#### Directive 1
Switch "euphoria" to "elation" in the piece on British arts boosterism, and write out the part starting with "Governments and arts" and going on through "it is temperamental.".
#### Directive 2
Resume the piece on British arts boosterism from the point where it stops.
══ Given text
Nowhere is it suggested that the era of British boosterism that is crashing to its close in the City might have any counterpart in our galleries, theatres, fiction, films or television. At the start of the year of the shrivelling pound, James Purnell, then our culture secretary, said that in Britain a renaissance comparable to 15th-century Italy was under way: “This is not an overstatement, it’s exactly true.”
Governments and arts persons have a penchant for self-celebration that borders on the manic. Eight years after the dome fiasco, we have launched a four-year campaign of the arts. Partly this euphoria reflects our economic success, much of it now exposed as hollow, partly it is a genuine quickening in cultural life, but mainly it is temperamental.
For decades the puritanical British have been discovering sensuality in all its forms, and are mightily excited about it. Good things have come of this late maturation, and our loosening up would be an unqualified plus, were it not for our apparent conviction that in sex, food and the arts we are doing things nobody has done before, at which the world will wonder five centuries from now.
Contemporary art shows British boosterism at its most frenetic. What is sold as innovation to hedge funders is in fact a prime instance of Britain’s conservatism in art: it has taken us almost a century to get the Duchamp/Dada joke. Now we’ve got it we massacre it in the retelling. Hedge funders will now have the leisure to contemplate their quirky video or tin of excrement, and take what solace they can.
Ministers too act as cultural barkers, jollying the populace into museums whose less recent exhibits they have been trained, through a rigorously anti-elitist education, not to understand. At its worst the “arts industry” can be little more than a system of outdoor relief for slight or non-existent talent, or a source of windfall riches for artists who in politicised guise are hot-collared critics of the bonus culture in the City. Hypocrisy about cash is endemic. If art is our spiritual sustenance, the conscience of the era and an antidote to mammon, should not the fat cats of the art boom pass the hat to buy the two Titians, instead of parading their consciences in letters to The Times?
An even more fundamental truth concerns audiences. Large numbers of cultivated people (not just the more conservative ones) take it for granted that new British plays, novels and art are systematically oversold, and leave them alone. Nor do I know of many Londoners paying their own fares to wonder at our running renaissance in the city states of the north. Most cultural commentators travel there for a fee, return with glowing tales and don’t go back.
════
══ Data shown
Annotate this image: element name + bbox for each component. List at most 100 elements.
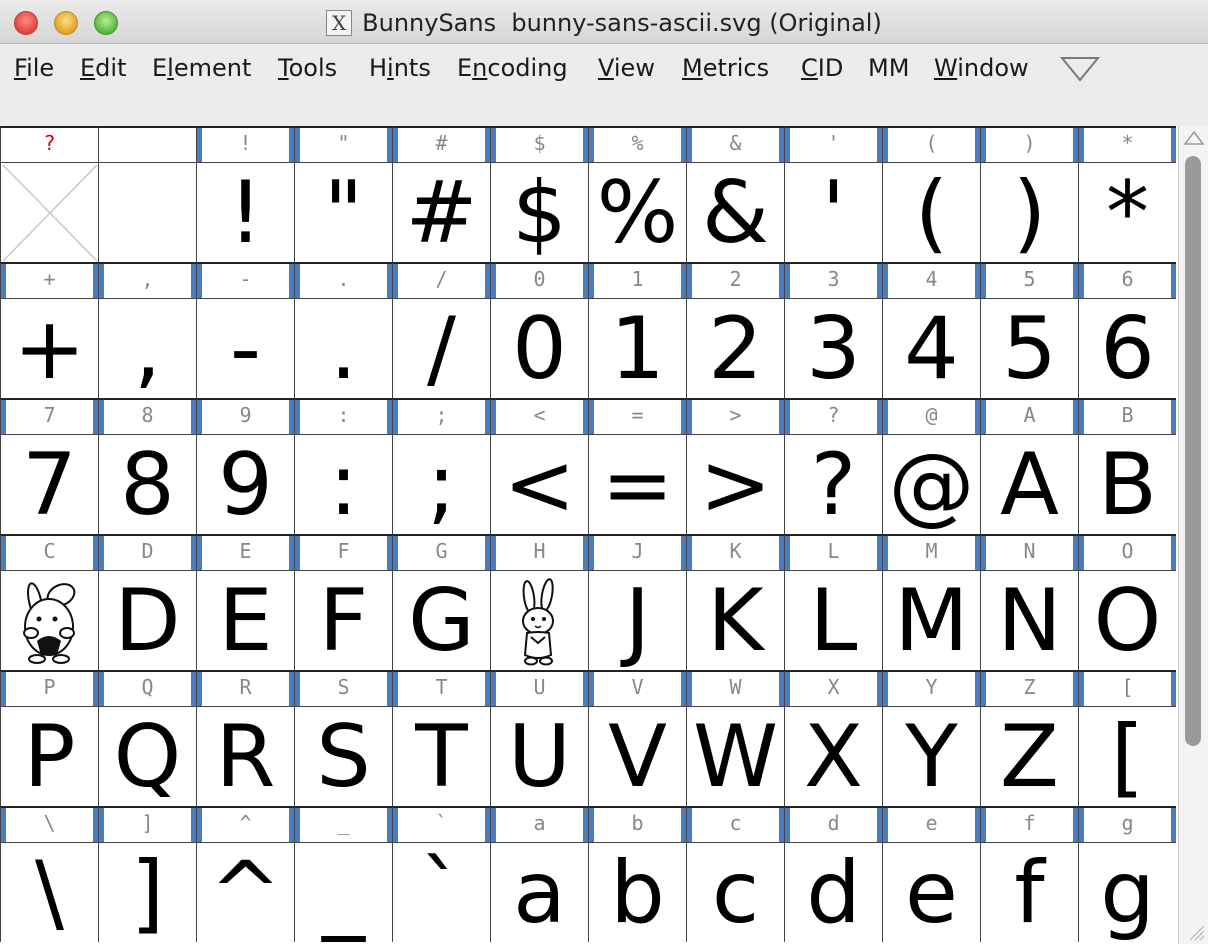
════
#### Task output 1
Governments and arts persons have a penchant for self-celebration that borders on the manic. Eight years after the dome fiasco, we have launched a four-year campaign of the arts. Partly this elation reflects our economic success, much of it now exposed as hollow, partly it is a genuine quickening in cultural life, but mainly it is temperamental.

#### Task output 2
How much have market excesses and the booster mentality damaged the arts in other fields, such as publishing, theatre and opera, and what happens when the money men’s grins turn sour? Could penury enhance quality?
A more spartan culture could have attractions: fewer, shorter, more scrupulously edited books, a rest from blockbuster exhibitions in favour of less familiar artists, truthful films made on modest budgets with no stars and special effects. Maybe recession will throw up pleasant surprises. Could there be hidden treasures out there, things suppressed until now by the arts oligarchy and which a swing in fashion could bring to light?
Speaking truth to power is easy nowadays; think what wonders could be achieved for our cultural economy by an outbreak of truth-telling to our arts persons and “creatives”. Our model should be the young Frenchwoman who attended the opening of a modish exhibition of graffiti in Paris some years ago. Asked by Jack Lang, culture minister at the time and a modish fellow, whether she was enjoying the show, she shot back: “Just because I’m black doesn’t mean I’m sold out to subculture.”
Gloomy truths need telling, but there is no cause for gloom itself. Excellent local produce can still be found, and escape from provincial puffery is nowadays simple. Seriously good stuff, American mostly, is there in profusion: The Wire, The Rest is Noise (a history of 20th-century music by Alex Ross), a novel by Don DeLillo or Denis Johnson, a Coen brothers film, or MoMA, so embarrassingly superior to Tate Modern.
Alternatively you can take the train to Paris at a cost similar to Manchester, or the plane to Shanghai. Just don’t rely on the arts apparatchiks to tell you where to go.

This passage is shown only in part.